*Work to do:*
Reproduce all the entries exactly and keep the pictures out.

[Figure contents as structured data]
....................
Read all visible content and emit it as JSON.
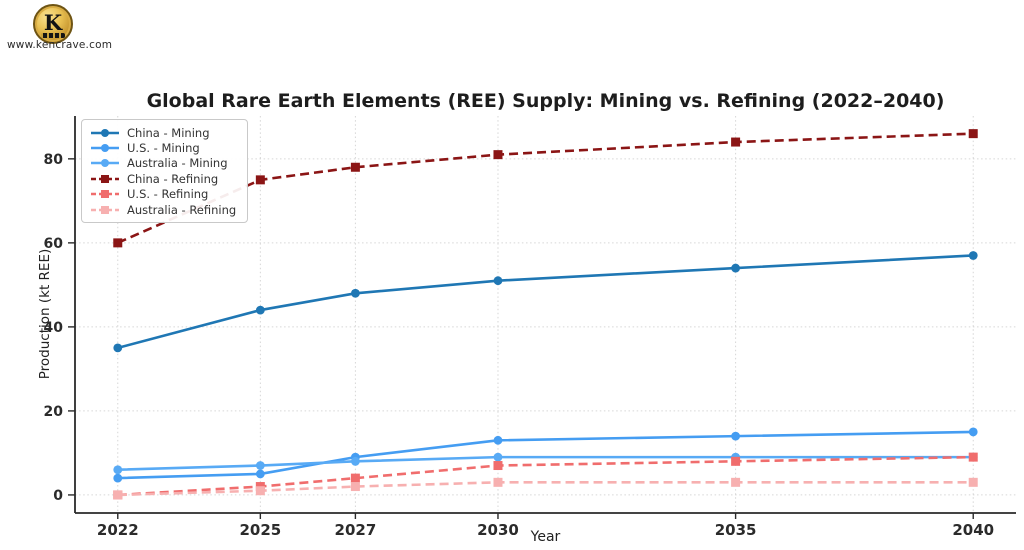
{
  "branding": {
    "logo_letter": "K",
    "website": "www.kencrave.com"
  },
  "chart_data": {
    "type": "line",
    "title": "Global Rare Earth Elements (REE) Supply: Mining vs. Refining (2022–2040)",
    "xlabel": "Year",
    "ylabel": "Production (kt REE)",
    "x": [
      2022,
      2025,
      2027,
      2030,
      2035,
      2040
    ],
    "xticks": [
      2022,
      2025,
      2027,
      2030,
      2035,
      2040
    ],
    "yticks": [
      0,
      20,
      40,
      60,
      80
    ],
    "xlim": [
      2021.1,
      2040.9
    ],
    "ylim": [
      -4.3,
      90.2
    ],
    "grid": true,
    "legend_position": "upper left",
    "series": [
      {
        "name": "China - Mining",
        "values": [
          35,
          44,
          48,
          51,
          54,
          57
        ],
        "color": "#1f77b4",
        "style": "solid",
        "marker": "circle"
      },
      {
        "name": "U.S. - Mining",
        "values": [
          4,
          5,
          9,
          13,
          14,
          15
        ],
        "color": "#459df2",
        "style": "solid",
        "marker": "circle"
      },
      {
        "name": "Australia - Mining",
        "values": [
          6,
          7,
          8,
          9,
          9,
          9
        ],
        "color": "#58aaf5",
        "style": "solid",
        "marker": "circle"
      },
      {
        "name": "China - Refining",
        "values": [
          60,
          75,
          78,
          81,
          84,
          86
        ],
        "color": "#8b1515",
        "style": "dashed",
        "marker": "square"
      },
      {
        "name": "U.S. - Refining",
        "values": [
          0,
          2,
          4,
          7,
          8,
          9
        ],
        "color": "#f06d6d",
        "style": "dashed",
        "marker": "square"
      },
      {
        "name": "Australia - Refining",
        "values": [
          0,
          1,
          2,
          3,
          3,
          3
        ],
        "color": "#f7b0b0",
        "style": "dashed",
        "marker": "square"
      }
    ]
  }
}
....................
*Written response:*
Read all visible content and emit it as JSON.
{
  "branding": {
    "logo_letter": "K",
    "website": "www.kencrave.com"
  },
  "chart_data": {
    "type": "line",
    "title": "Global Rare Earth Elements (REE) Supply: Mining vs. Refining (2022–2040)",
    "xlabel": "Year",
    "ylabel": "Production (kt REE)",
    "x": [
      2022,
      2025,
      2027,
      2030,
      2035,
      2040
    ],
    "xticks": [
      2022,
      2025,
      2027,
      2030,
      2035,
      2040
    ],
    "yticks": [
      0,
      20,
      40,
      60,
      80
    ],
    "xlim": [
      2021.1,
      2040.9
    ],
    "ylim": [
      -4.3,
      90.2
    ],
    "grid": true,
    "legend_position": "upper left",
    "series": [
      {
        "name": "China - Mining",
        "values": [
          35,
          44,
          48,
          51,
          54,
          57
        ],
        "color": "#1f77b4",
        "style": "solid",
        "marker": "circle"
      },
      {
        "name": "U.S. - Mining",
        "values": [
          4,
          5,
          9,
          13,
          14,
          15
        ],
        "color": "#459df2",
        "style": "solid",
        "marker": "circle"
      },
      {
        "name": "Australia - Mining",
        "values": [
          6,
          7,
          8,
          9,
          9,
          9
        ],
        "color": "#58aaf5",
        "style": "solid",
        "marker": "circle"
      },
      {
        "name": "China - Refining",
        "values": [
          60,
          75,
          78,
          81,
          84,
          86
        ],
        "color": "#8b1515",
        "style": "dashed",
        "marker": "square"
      },
      {
        "name": "U.S. - Refining",
        "values": [
          0,
          2,
          4,
          7,
          8,
          9
        ],
        "color": "#f06d6d",
        "style": "dashed",
        "marker": "square"
      },
      {
        "name": "Australia - Refining",
        "values": [
          0,
          1,
          2,
          3,
          3,
          3
        ],
        "color": "#f7b0b0",
        "style": "dashed",
        "marker": "square"
      }
    ]
  }
}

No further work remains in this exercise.